§ Items

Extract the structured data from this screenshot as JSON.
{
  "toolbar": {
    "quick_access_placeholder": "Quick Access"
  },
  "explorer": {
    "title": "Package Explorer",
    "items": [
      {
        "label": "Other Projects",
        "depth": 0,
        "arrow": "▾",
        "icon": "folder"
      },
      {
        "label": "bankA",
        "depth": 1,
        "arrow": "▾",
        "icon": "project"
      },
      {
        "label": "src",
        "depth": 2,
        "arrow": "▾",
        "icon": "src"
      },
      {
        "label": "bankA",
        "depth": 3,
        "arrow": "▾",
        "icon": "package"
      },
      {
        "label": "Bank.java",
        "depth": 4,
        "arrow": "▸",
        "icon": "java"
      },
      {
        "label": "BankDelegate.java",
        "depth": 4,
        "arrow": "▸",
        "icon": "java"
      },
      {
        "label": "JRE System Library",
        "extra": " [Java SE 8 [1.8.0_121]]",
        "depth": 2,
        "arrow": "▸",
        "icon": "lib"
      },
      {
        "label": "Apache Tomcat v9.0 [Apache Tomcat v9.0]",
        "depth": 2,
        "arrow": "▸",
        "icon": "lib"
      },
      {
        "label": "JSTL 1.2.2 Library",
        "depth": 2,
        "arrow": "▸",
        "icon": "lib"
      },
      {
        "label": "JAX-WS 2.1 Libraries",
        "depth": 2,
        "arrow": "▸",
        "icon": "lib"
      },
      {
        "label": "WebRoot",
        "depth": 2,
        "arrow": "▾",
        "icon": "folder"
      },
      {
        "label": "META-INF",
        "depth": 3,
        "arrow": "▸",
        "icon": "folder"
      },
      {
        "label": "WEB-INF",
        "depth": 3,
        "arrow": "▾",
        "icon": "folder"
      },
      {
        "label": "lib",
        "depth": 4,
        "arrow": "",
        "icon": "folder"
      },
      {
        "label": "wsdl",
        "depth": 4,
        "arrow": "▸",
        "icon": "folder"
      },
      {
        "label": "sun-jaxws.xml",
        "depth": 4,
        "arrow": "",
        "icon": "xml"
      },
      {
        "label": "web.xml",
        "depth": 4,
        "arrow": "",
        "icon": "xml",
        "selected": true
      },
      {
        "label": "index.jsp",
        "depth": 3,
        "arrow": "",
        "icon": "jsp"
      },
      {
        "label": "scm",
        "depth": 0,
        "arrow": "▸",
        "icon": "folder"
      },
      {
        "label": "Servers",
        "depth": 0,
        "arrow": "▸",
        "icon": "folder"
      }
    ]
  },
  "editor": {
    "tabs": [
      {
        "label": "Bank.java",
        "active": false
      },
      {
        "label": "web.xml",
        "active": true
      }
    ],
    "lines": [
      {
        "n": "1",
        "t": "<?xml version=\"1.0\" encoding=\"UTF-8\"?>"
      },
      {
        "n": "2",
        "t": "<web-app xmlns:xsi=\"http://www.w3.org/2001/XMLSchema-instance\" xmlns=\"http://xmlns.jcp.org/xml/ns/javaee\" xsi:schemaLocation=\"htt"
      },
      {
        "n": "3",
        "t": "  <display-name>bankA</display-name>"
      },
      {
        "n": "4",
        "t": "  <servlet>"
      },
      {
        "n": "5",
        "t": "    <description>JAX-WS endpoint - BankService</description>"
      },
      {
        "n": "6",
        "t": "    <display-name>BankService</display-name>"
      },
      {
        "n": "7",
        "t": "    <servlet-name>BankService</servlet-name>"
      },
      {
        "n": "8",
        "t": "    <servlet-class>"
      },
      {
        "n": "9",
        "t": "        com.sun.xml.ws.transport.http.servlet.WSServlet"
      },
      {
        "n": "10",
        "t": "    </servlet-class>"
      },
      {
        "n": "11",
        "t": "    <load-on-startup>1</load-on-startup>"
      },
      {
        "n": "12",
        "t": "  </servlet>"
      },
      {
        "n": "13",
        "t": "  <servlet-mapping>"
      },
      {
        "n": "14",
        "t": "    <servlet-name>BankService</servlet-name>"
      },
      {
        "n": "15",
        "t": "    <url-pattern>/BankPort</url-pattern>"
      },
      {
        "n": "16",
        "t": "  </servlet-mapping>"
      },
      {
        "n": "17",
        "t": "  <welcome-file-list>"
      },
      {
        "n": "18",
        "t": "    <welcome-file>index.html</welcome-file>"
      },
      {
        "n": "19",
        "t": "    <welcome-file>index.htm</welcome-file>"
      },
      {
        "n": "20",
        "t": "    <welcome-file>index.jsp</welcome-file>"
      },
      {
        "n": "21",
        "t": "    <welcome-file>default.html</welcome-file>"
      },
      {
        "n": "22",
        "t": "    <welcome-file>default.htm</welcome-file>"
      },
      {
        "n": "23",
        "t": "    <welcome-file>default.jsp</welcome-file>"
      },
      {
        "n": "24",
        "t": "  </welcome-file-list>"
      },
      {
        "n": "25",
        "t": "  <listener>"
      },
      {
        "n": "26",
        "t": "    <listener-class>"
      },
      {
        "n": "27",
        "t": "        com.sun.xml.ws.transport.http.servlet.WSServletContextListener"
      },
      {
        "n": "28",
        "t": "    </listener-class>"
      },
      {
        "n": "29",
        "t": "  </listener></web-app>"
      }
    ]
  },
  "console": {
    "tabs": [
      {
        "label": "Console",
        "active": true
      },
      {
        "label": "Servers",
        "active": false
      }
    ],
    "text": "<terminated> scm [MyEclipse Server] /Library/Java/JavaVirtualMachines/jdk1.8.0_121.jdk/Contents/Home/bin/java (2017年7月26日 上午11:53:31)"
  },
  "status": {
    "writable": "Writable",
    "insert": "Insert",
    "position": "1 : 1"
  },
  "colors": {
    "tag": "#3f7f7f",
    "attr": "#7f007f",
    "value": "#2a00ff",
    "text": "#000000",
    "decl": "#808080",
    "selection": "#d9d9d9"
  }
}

§ Task instructions
Set down each entry again, unchanged.

§ Answer to this task
Extract the structured data from this screenshot as JSON.
{
  "toolbar": {
    "quick_access_placeholder": "Quick Access"
  },
  "explorer": {
    "title": "Package Explorer",
    "items": [
      {
        "label": "Other Projects",
        "depth": 0,
        "arrow": "▾",
        "icon": "folder"
      },
      {
        "label": "bankA",
        "depth": 1,
        "arrow": "▾",
        "icon": "project"
      },
      {
        "label": "src",
        "depth": 2,
        "arrow": "▾",
        "icon": "src"
      },
      {
        "label": "bankA",
        "depth": 3,
        "arrow": "▾",
        "icon": "package"
      },
      {
        "label": "Bank.java",
        "depth": 4,
        "arrow": "▸",
        "icon": "java"
      },
      {
        "label": "BankDelegate.java",
        "depth": 4,
        "arrow": "▸",
        "icon": "java"
      },
      {
        "label": "JRE System Library",
        "extra": " [Java SE 8 [1.8.0_121]]",
        "depth": 2,
        "arrow": "▸",
        "icon": "lib"
      },
      {
        "label": "Apache Tomcat v9.0 [Apache Tomcat v9.0]",
        "depth": 2,
        "arrow": "▸",
        "icon": "lib"
      },
      {
        "label": "JSTL 1.2.2 Library",
        "depth": 2,
        "arrow": "▸",
        "icon": "lib"
      },
      {
        "label": "JAX-WS 2.1 Libraries",
        "depth": 2,
        "arrow": "▸",
        "icon": "lib"
      },
      {
        "label": "WebRoot",
        "depth": 2,
        "arrow": "▾",
        "icon": "folder"
      },
      {
        "label": "META-INF",
        "depth": 3,
        "arrow": "▸",
        "icon": "folder"
      },
      {
        "label": "WEB-INF",
        "depth": 3,
        "arrow": "▾",
        "icon": "folder"
      },
      {
        "label": "lib",
        "depth": 4,
        "arrow": "",
        "icon": "folder"
      },
      {
        "label": "wsdl",
        "depth": 4,
        "arrow": "▸",
        "icon": "folder"
      },
      {
        "label": "sun-jaxws.xml",
        "depth": 4,
        "arrow": "",
        "icon": "xml"
      },
      {
        "label": "web.xml",
        "depth": 4,
        "arrow": "",
        "icon": "xml",
        "selected": true
      },
      {
        "label": "index.jsp",
        "depth": 3,
        "arrow": "",
        "icon": "jsp"
      },
      {
        "label": "scm",
        "depth": 0,
        "arrow": "▸",
        "icon": "folder"
      },
      {
        "label": "Servers",
        "depth": 0,
        "arrow": "▸",
        "icon": "folder"
      }
    ]
  },
  "editor": {
    "tabs": [
      {
        "label": "Bank.java",
        "active": false
      },
      {
        "label": "web.xml",
        "active": true
      }
    ],
    "lines": [
      {
        "n": "1",
        "t": "<?xml version=\"1.0\" encoding=\"UTF-8\"?>"
      },
      {
        "n": "2",
        "t": "<web-app xmlns:xsi=\"http://www.w3.org/2001/XMLSchema-instance\" xmlns=\"http://xmlns.jcp.org/xml/ns/javaee\" xsi:schemaLocation=\"htt"
      },
      {
        "n": "3",
        "t": "  <display-name>bankA</display-name>"
      },
      {
        "n": "4",
        "t": "  <servlet>"
      },
      {
        "n": "5",
        "t": "    <description>JAX-WS endpoint - BankService</description>"
      },
      {
        "n": "6",
        "t": "    <display-name>BankService</display-name>"
      },
      {
        "n": "7",
        "t": "    <servlet-name>BankService</servlet-name>"
      },
      {
        "n": "8",
        "t": "    <servlet-class>"
      },
      {
        "n": "9",
        "t": "        com.sun.xml.ws.transport.http.servlet.WSServlet"
      },
      {
        "n": "10",
        "t": "    </servlet-class>"
      },
      {
        "n": "11",
        "t": "    <load-on-startup>1</load-on-startup>"
      },
      {
        "n": "12",
        "t": "  </servlet>"
      },
      {
        "n": "13",
        "t": "  <servlet-mapping>"
      },
      {
        "n": "14",
        "t": "    <servlet-name>BankService</servlet-name>"
      },
      {
        "n": "15",
        "t": "    <url-pattern>/BankPort</url-pattern>"
      },
      {
        "n": "16",
        "t": "  </servlet-mapping>"
      },
      {
        "n": "17",
        "t": "  <welcome-file-list>"
      },
      {
        "n": "18",
        "t": "    <welcome-file>index.html</welcome-file>"
      },
      {
        "n": "19",
        "t": "    <welcome-file>index.htm</welcome-file>"
      },
      {
        "n": "20",
        "t": "    <welcome-file>index.jsp</welcome-file>"
      },
      {
        "n": "21",
        "t": "    <welcome-file>default.html</welcome-file>"
      },
      {
        "n": "22",
        "t": "    <welcome-file>default.htm</welcome-file>"
      },
      {
        "n": "23",
        "t": "    <welcome-file>default.jsp</welcome-file>"
      },
      {
        "n": "24",
        "t": "  </welcome-file-list>"
      },
      {
        "n": "25",
        "t": "  <listener>"
      },
      {
        "n": "26",
        "t": "    <listener-class>"
      },
      {
        "n": "27",
        "t": "        com.sun.xml.ws.transport.http.servlet.WSServletContextListener"
      },
      {
        "n": "28",
        "t": "    </listener-class>"
      },
      {
        "n": "29",
        "t": "  </listener></web-app>"
      }
    ]
  },
  "console": {
    "tabs": [
      {
        "label": "Console",
        "active": true
      },
      {
        "label": "Servers",
        "active": false
      }
    ],
    "text": "<terminated> scm [MyEclipse Server] /Library/Java/JavaVirtualMachines/jdk1.8.0_121.jdk/Contents/Home/bin/java (2017年7月26日 上午11:53:31)"
  },
  "status": {
    "writable": "Writable",
    "insert": "Insert",
    "position": "1 : 1"
  },
  "colors": {
    "tag": "#3f7f7f",
    "attr": "#7f007f",
    "value": "#2a00ff",
    "text": "#000000",
    "decl": "#808080",
    "selection": "#d9d9d9"
  }
}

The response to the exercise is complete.